» Exercise: Everything from the line containing "OCR this image." through the final line of the records must be transcribed verbatim; nothing else belongs in the result.

Data entries:
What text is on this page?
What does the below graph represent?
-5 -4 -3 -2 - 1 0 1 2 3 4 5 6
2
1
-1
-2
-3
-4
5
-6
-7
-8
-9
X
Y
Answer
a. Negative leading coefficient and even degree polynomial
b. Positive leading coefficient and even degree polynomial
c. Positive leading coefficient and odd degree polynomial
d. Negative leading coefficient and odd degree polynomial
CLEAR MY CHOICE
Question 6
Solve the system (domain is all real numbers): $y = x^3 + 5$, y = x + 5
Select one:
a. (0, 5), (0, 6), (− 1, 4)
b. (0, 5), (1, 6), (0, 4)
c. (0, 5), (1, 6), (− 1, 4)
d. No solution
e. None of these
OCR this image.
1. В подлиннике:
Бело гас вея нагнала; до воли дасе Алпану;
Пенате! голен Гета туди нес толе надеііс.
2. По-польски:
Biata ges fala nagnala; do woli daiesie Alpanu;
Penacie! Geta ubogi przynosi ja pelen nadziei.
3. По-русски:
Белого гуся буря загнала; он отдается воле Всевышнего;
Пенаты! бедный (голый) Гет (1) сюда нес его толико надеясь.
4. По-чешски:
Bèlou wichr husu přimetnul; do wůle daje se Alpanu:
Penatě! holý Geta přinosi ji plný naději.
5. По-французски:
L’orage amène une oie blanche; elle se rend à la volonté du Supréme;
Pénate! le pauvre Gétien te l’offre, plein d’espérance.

» Final result:
OCR this image.
1. В подлиннике:
Бело гас вея нагнала; до воли дасе Алпану;
Пенате! голен Гета туди нес толе надеііс.
2. По-польски:
Biata ges fala nagnala; do woli daiesie Alpanu;
Penacie! Geta ubogi przynosi ja pelen nadziei.
3. По-русски:
Белого гуся буря загнала; он отдается воле Всевышнего;
Пенаты! бедный (голый) Гет (1) сюда нес его толико надеясь.
4. По-чешски:
Bèlou wichr husu přimetnul; do wůle daje se Alpanu:
Penatě! holý Geta přinosi ji plný naději.
5. По-французски:
L’orage amène une oie blanche; elle se rend à la volonté du Supréme;
Pénate! le pauvre Gétien te l’offre, plein d’espérance.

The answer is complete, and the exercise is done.